#### PROMPT
Skip the pictures. Reproduce all other material exactly.

#### SUPPLIED INFORMATION
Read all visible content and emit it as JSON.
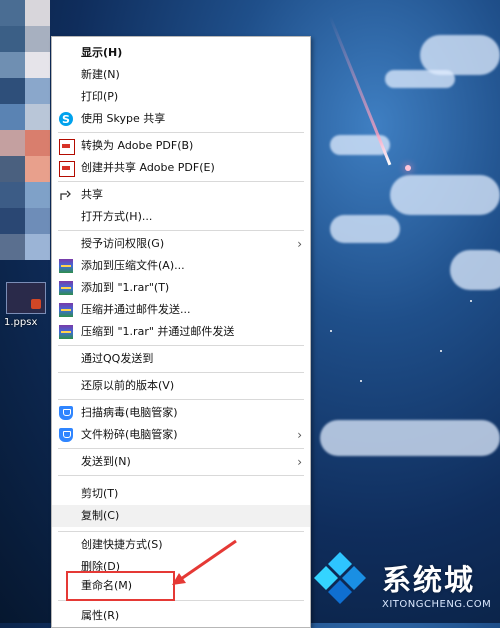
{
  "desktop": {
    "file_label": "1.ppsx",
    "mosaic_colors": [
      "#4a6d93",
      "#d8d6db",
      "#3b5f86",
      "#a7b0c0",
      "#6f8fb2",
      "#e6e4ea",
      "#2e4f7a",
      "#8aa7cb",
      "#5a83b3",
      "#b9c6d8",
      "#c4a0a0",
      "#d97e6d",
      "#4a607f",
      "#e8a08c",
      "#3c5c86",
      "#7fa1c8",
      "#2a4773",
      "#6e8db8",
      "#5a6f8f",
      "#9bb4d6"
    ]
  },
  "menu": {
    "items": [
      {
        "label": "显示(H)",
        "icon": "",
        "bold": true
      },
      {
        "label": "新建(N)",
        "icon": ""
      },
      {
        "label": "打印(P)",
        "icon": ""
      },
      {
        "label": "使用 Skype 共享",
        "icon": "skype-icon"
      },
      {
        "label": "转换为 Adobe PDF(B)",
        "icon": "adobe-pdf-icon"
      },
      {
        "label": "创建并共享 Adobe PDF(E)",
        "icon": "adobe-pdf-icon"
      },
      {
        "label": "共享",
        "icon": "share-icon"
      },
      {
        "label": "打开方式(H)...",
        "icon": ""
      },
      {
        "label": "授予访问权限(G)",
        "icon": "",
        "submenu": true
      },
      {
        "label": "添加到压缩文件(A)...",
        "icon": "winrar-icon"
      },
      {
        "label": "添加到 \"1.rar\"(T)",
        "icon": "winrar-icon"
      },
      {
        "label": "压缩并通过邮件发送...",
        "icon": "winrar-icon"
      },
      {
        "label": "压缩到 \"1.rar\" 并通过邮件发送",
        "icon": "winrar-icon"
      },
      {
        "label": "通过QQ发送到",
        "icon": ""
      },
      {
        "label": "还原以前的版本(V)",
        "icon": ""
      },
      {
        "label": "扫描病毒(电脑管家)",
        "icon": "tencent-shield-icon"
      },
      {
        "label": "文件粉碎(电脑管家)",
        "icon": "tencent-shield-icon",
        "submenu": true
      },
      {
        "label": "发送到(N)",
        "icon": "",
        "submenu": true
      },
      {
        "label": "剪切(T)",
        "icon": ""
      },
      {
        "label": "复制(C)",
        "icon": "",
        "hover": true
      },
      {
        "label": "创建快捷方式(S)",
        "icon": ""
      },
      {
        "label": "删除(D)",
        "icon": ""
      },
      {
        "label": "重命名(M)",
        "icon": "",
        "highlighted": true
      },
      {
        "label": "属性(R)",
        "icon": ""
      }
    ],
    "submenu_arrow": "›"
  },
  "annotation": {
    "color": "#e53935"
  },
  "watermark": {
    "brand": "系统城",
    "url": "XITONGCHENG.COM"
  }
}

#### SOLUTION FOR THIS TASK
Read all visible content and emit it as JSON.
{
  "desktop": {
    "file_label": "1.ppsx",
    "mosaic_colors": [
      "#4a6d93",
      "#d8d6db",
      "#3b5f86",
      "#a7b0c0",
      "#6f8fb2",
      "#e6e4ea",
      "#2e4f7a",
      "#8aa7cb",
      "#5a83b3",
      "#b9c6d8",
      "#c4a0a0",
      "#d97e6d",
      "#4a607f",
      "#e8a08c",
      "#3c5c86",
      "#7fa1c8",
      "#2a4773",
      "#6e8db8",
      "#5a6f8f",
      "#9bb4d6"
    ]
  },
  "menu": {
    "items": [
      {
        "label": "显示(H)",
        "icon": "",
        "bold": true
      },
      {
        "label": "新建(N)",
        "icon": ""
      },
      {
        "label": "打印(P)",
        "icon": ""
      },
      {
        "label": "使用 Skype 共享",
        "icon": "skype-icon"
      },
      {
        "label": "转换为 Adobe PDF(B)",
        "icon": "adobe-pdf-icon"
      },
      {
        "label": "创建并共享 Adobe PDF(E)",
        "icon": "adobe-pdf-icon"
      },
      {
        "label": "共享",
        "icon": "share-icon"
      },
      {
        "label": "打开方式(H)...",
        "icon": ""
      },
      {
        "label": "授予访问权限(G)",
        "icon": "",
        "submenu": true
      },
      {
        "label": "添加到压缩文件(A)...",
        "icon": "winrar-icon"
      },
      {
        "label": "添加到 \"1.rar\"(T)",
        "icon": "winrar-icon"
      },
      {
        "label": "压缩并通过邮件发送...",
        "icon": "winrar-icon"
      },
      {
        "label": "压缩到 \"1.rar\" 并通过邮件发送",
        "icon": "winrar-icon"
      },
      {
        "label": "通过QQ发送到",
        "icon": ""
      },
      {
        "label": "还原以前的版本(V)",
        "icon": ""
      },
      {
        "label": "扫描病毒(电脑管家)",
        "icon": "tencent-shield-icon"
      },
      {
        "label": "文件粉碎(电脑管家)",
        "icon": "tencent-shield-icon",
        "submenu": true
      },
      {
        "label": "发送到(N)",
        "icon": "",
        "submenu": true
      },
      {
        "label": "剪切(T)",
        "icon": ""
      },
      {
        "label": "复制(C)",
        "icon": "",
        "hover": true
      },
      {
        "label": "创建快捷方式(S)",
        "icon": ""
      },
      {
        "label": "删除(D)",
        "icon": ""
      },
      {
        "label": "重命名(M)",
        "icon": "",
        "highlighted": true
      },
      {
        "label": "属性(R)",
        "icon": ""
      }
    ],
    "submenu_arrow": "›"
  },
  "annotation": {
    "color": "#e53935"
  },
  "watermark": {
    "brand": "系统城",
    "url": "XITONGCHENG.COM"
  }
}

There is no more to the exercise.